# What to produce:
Copy each line of the records that holds the string "heading".

Stored data:
┄┄┄┄┄┄┄┄┄┄┄┄┄┄┄┄┄┄┄┄
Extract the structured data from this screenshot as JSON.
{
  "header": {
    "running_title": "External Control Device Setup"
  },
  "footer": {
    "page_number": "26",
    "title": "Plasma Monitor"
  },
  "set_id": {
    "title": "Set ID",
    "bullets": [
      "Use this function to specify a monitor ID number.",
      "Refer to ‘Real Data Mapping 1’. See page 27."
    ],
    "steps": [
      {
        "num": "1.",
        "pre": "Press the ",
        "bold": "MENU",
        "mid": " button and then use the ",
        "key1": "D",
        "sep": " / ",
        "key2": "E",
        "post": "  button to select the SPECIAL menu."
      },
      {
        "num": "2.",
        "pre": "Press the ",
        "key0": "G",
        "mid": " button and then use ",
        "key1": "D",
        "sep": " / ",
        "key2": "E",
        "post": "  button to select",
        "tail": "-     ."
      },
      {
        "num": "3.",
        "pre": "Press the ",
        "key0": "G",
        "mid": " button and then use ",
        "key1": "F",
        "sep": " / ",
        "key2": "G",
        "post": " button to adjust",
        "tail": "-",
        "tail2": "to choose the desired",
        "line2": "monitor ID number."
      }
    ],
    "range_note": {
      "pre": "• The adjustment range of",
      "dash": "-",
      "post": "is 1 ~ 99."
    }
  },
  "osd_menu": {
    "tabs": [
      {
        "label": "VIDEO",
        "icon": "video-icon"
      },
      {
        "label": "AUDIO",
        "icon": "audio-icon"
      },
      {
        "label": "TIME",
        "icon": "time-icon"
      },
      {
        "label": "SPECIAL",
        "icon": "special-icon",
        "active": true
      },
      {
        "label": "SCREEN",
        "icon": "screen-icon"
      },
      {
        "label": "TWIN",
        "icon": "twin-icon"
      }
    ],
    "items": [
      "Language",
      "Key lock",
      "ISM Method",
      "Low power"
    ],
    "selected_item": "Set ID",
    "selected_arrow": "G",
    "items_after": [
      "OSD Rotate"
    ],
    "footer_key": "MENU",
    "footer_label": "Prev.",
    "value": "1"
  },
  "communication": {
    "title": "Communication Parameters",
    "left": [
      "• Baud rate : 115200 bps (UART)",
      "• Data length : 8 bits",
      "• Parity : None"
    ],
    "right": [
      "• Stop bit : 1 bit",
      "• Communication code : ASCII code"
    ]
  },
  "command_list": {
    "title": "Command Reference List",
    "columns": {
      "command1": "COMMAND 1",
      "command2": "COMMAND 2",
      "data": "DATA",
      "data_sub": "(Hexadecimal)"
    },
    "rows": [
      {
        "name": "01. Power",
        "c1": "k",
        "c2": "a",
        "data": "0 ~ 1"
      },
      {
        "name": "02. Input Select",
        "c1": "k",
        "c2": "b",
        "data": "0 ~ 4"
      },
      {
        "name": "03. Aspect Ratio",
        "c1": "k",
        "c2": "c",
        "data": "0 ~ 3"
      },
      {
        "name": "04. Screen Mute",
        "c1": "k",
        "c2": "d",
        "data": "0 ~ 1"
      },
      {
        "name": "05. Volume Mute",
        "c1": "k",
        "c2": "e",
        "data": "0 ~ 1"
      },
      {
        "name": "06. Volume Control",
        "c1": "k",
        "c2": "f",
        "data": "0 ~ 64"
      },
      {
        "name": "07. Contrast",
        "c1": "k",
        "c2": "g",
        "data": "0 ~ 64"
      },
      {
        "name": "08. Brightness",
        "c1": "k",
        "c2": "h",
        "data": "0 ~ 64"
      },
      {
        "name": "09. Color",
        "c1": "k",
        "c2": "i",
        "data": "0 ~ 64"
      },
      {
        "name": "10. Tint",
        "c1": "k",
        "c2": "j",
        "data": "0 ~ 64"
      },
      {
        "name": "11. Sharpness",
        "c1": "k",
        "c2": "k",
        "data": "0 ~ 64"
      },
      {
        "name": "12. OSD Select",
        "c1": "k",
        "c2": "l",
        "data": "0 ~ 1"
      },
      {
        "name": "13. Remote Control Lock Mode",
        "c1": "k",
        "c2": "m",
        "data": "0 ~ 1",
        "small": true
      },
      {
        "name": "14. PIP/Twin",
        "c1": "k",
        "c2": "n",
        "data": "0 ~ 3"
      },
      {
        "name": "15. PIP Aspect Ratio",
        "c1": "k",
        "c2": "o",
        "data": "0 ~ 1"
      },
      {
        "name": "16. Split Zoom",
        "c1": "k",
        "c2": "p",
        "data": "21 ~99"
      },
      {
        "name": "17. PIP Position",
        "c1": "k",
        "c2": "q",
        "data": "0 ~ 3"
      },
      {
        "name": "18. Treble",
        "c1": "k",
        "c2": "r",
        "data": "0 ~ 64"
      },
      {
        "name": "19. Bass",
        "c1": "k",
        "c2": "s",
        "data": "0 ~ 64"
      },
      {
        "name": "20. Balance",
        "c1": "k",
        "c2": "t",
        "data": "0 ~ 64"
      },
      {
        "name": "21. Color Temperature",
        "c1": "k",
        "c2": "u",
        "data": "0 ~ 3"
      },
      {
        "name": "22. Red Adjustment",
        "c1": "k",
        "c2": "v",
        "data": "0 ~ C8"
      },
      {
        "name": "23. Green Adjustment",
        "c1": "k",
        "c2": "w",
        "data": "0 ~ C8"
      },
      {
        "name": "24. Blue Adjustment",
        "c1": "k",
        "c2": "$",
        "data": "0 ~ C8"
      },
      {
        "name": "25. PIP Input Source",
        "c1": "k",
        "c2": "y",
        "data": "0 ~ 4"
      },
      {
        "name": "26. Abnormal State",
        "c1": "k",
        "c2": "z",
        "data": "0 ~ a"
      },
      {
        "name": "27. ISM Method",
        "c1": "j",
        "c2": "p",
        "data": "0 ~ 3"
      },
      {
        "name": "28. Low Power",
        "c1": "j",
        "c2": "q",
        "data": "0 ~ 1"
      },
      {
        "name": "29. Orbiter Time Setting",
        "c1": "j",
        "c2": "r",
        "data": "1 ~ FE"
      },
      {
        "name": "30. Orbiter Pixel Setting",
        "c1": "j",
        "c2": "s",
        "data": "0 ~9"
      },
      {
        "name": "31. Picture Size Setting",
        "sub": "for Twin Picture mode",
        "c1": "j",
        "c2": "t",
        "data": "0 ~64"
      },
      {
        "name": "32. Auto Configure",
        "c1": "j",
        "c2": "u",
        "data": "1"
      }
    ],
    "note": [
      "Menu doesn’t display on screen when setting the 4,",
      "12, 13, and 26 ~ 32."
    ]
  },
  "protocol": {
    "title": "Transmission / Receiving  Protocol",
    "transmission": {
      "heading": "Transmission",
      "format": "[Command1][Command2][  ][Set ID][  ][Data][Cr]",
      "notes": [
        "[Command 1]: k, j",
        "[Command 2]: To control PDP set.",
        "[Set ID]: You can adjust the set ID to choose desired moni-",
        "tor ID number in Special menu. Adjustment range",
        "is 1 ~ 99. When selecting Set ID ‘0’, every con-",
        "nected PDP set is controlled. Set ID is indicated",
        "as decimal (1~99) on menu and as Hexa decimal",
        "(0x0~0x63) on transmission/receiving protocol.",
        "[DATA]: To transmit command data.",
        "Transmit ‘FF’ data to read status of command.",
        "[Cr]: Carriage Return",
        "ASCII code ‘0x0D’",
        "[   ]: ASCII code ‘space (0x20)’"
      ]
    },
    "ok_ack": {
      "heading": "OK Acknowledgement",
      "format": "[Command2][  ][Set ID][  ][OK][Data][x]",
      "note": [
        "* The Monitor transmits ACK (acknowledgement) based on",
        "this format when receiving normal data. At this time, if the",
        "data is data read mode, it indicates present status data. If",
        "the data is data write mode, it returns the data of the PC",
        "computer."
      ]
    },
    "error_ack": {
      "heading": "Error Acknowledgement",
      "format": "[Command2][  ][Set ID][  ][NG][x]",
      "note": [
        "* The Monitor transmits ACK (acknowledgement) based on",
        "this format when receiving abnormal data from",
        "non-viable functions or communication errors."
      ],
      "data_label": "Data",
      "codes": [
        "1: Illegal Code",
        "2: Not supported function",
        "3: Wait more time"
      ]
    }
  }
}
┄┄┄┄┄┄┄┄┄┄┄┄┄┄┄┄┄┄┄┄
# Output of the exercise:
      "heading": "Transmission",
      "heading": "OK Acknowledgement",
      "heading": "Error Acknowledgement",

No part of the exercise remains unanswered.